Task to complete:
Reproduce the listing below without any change.

********

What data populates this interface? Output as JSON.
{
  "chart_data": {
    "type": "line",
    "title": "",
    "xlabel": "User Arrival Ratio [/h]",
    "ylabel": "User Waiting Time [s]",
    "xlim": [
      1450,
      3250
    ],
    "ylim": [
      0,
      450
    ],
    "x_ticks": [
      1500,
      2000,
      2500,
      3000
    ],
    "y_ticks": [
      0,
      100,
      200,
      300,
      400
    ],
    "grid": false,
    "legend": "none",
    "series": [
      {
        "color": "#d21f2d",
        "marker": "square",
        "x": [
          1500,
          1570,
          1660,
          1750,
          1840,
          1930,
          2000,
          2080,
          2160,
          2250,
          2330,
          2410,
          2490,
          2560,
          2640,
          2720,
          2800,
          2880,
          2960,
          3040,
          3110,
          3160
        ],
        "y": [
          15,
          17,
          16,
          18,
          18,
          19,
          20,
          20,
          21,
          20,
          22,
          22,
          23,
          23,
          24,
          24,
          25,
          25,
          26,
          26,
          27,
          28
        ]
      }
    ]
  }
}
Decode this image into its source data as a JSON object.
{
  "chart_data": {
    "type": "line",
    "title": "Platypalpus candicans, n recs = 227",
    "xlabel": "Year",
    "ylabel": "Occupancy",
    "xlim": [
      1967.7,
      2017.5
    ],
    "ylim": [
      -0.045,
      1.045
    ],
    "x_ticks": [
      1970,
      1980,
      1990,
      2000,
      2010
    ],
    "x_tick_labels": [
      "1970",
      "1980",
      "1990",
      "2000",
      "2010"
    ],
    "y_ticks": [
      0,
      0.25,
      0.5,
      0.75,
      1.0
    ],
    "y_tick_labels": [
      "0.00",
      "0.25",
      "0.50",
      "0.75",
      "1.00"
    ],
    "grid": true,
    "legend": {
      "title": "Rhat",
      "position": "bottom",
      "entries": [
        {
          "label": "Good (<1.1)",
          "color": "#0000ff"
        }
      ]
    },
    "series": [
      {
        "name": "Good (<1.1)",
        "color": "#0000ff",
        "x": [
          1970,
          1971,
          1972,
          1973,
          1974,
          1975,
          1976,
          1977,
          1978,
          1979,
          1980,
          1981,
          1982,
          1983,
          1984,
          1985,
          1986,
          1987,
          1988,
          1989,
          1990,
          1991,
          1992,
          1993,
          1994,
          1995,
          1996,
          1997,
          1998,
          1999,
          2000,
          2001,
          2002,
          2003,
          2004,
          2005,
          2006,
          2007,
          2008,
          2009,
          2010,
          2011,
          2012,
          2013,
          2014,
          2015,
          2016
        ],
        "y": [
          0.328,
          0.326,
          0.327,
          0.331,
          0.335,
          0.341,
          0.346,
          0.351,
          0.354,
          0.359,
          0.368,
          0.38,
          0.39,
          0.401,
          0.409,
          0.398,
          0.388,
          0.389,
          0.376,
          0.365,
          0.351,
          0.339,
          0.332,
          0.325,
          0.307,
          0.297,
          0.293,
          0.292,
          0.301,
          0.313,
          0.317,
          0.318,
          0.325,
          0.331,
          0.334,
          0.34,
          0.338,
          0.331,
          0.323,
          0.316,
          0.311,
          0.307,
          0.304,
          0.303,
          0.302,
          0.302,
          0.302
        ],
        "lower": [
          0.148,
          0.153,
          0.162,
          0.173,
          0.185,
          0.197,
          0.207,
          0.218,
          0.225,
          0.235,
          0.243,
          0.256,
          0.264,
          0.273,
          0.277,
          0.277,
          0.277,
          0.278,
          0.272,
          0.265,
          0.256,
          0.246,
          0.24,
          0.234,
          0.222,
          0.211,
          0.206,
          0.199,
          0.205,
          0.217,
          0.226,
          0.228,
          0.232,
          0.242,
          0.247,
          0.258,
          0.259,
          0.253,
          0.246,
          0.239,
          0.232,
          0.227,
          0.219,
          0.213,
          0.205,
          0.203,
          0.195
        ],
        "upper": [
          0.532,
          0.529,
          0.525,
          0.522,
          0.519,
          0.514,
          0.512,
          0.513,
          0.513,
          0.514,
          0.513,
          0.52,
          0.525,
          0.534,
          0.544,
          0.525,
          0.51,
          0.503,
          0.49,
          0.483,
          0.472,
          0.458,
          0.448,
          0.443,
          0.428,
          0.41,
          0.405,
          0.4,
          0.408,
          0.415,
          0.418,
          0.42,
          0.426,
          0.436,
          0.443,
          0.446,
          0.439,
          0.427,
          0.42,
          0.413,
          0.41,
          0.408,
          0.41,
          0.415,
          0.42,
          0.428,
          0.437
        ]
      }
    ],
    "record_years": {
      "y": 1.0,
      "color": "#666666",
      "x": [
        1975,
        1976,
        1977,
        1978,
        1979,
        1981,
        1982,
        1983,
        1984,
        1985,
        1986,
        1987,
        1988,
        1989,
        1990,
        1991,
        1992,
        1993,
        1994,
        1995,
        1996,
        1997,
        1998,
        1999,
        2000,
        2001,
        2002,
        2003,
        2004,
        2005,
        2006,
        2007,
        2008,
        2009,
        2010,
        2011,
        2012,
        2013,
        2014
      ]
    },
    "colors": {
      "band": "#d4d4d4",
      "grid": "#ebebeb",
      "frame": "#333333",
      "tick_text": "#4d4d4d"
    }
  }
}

********

Completed task:
What data populates this interface? Output as JSON.
{
  "chart_data": {
    "type": "line",
    "title": "",
    "xlabel": "User Arrival Ratio [/h]",
    "ylabel": "User Waiting Time [s]",
    "xlim": [
      1450,
      3250
    ],
    "ylim": [
      0,
      450
    ],
    "x_ticks": [
      1500,
      2000,
      2500,
      3000
    ],
    "y_ticks": [
      0,
      100,
      200,
      300,
      400
    ],
    "grid": false,
    "legend": "none",
    "series": [
      {
        "color": "#d21f2d",
        "marker": "square",
        "x": [
          1500,
          1570,
          1660,
          1750,
          1840,
          1930,
          2000,
          2080,
          2160,
          2250,
          2330,
          2410,
          2490,
          2560,
          2640,
          2720,
          2800,
          2880,
          2960,
          3040,
          3110,
          3160
        ],
        "y": [
          15,
          17,
          16,
          18,
          18,
          19,
          20,
          20,
          21,
          20,
          22,
          22,
          23,
          23,
          24,
          24,
          25,
          25,
          26,
          26,
          27,
          28
        ]
      }
    ]
  }
}
Decode this image into its source data as a JSON object.
{
  "chart_data": {
    "type": "line",
    "title": "Platypalpus candicans, n recs = 227",
    "xlabel": "Year",
    "ylabel": "Occupancy",
    "xlim": [
      1967.7,
      2017.5
    ],
    "ylim": [
      -0.045,
      1.045
    ],
    "x_ticks": [
      1970,
      1980,
      1990,
      2000,
      2010
    ],
    "x_tick_labels": [
      "1970",
      "1980",
      "1990",
      "2000",
      "2010"
    ],
    "y_ticks": [
      0,
      0.25,
      0.5,
      0.75,
      1.0
    ],
    "y_tick_labels": [
      "0.00",
      "0.25",
      "0.50",
      "0.75",
      "1.00"
    ],
    "grid": true,
    "legend": {
      "title": "Rhat",
      "position": "bottom",
      "entries": [
        {
          "label": "Good (<1.1)",
          "color": "#0000ff"
        }
      ]
    },
    "series": [
      {
        "name": "Good (<1.1)",
        "color": "#0000ff",
        "x": [
          1970,
          1971,
          1972,
          1973,
          1974,
          1975,
          1976,
          1977,
          1978,
          1979,
          1980,
          1981,
          1982,
          1983,
          1984,
          1985,
          1986,
          1987,
          1988,
          1989,
          1990,
          1991,
          1992,
          1993,
          1994,
          1995,
          1996,
          1997,
          1998,
          1999,
          2000,
          2001,
          2002,
          2003,
          2004,
          2005,
          2006,
          2007,
          2008,
          2009,
          2010,
          2011,
          2012,
          2013,
          2014,
          2015,
          2016
        ],
        "y": [
          0.328,
          0.326,
          0.327,
          0.331,
          0.335,
          0.341,
          0.346,
          0.351,
          0.354,
          0.359,
          0.368,
          0.38,
          0.39,
          0.401,
          0.409,
          0.398,
          0.388,
          0.389,
          0.376,
          0.365,
          0.351,
          0.339,
          0.332,
          0.325,
          0.307,
          0.297,
          0.293,
          0.292,
          0.301,
          0.313,
          0.317,
          0.318,
          0.325,
          0.331,
          0.334,
          0.34,
          0.338,
          0.331,
          0.323,
          0.316,
          0.311,
          0.307,
          0.304,
          0.303,
          0.302,
          0.302,
          0.302
        ],
        "lower": [
          0.148,
          0.153,
          0.162,
          0.173,
          0.185,
          0.197,
          0.207,
          0.218,
          0.225,
          0.235,
          0.243,
          0.256,
          0.264,
          0.273,
          0.277,
          0.277,
          0.277,
          0.278,
          0.272,
          0.265,
          0.256,
          0.246,
          0.24,
          0.234,
          0.222,
          0.211,
          0.206,
          0.199,
          0.205,
          0.217,
          0.226,
          0.228,
          0.232,
          0.242,
          0.247,
          0.258,
          0.259,
          0.253,
          0.246,
          0.239,
          0.232,
          0.227,
          0.219,
          0.213,
          0.205,
          0.203,
          0.195
        ],
        "upper": [
          0.532,
          0.529,
          0.525,
          0.522,
          0.519,
          0.514,
          0.512,
          0.513,
          0.513,
          0.514,
          0.513,
          0.52,
          0.525,
          0.534,
          0.544,
          0.525,
          0.51,
          0.503,
          0.49,
          0.483,
          0.472,
          0.458,
          0.448,
          0.443,
          0.428,
          0.41,
          0.405,
          0.4,
          0.408,
          0.415,
          0.418,
          0.42,
          0.426,
          0.436,
          0.443,
          0.446,
          0.439,
          0.427,
          0.42,
          0.413,
          0.41,
          0.408,
          0.41,
          0.415,
          0.42,
          0.428,
          0.437
        ]
      }
    ],
    "record_years": {
      "y": 1.0,
      "color": "#666666",
      "x": [
        1975,
        1976,
        1977,
        1978,
        1979,
        1981,
        1982,
        1983,
        1984,
        1985,
        1986,
        1987,
        1988,
        1989,
        1990,
        1991,
        1992,
        1993,
        1994,
        1995,
        1996,
        1997,
        1998,
        1999,
        2000,
        2001,
        2002,
        2003,
        2004,
        2005,
        2006,
        2007,
        2008,
        2009,
        2010,
        2011,
        2012,
        2013,
        2014
      ]
    },
    "colors": {
      "band": "#d4d4d4",
      "grid": "#ebebeb",
      "frame": "#333333",
      "tick_text": "#4d4d4d"
    }
  }
}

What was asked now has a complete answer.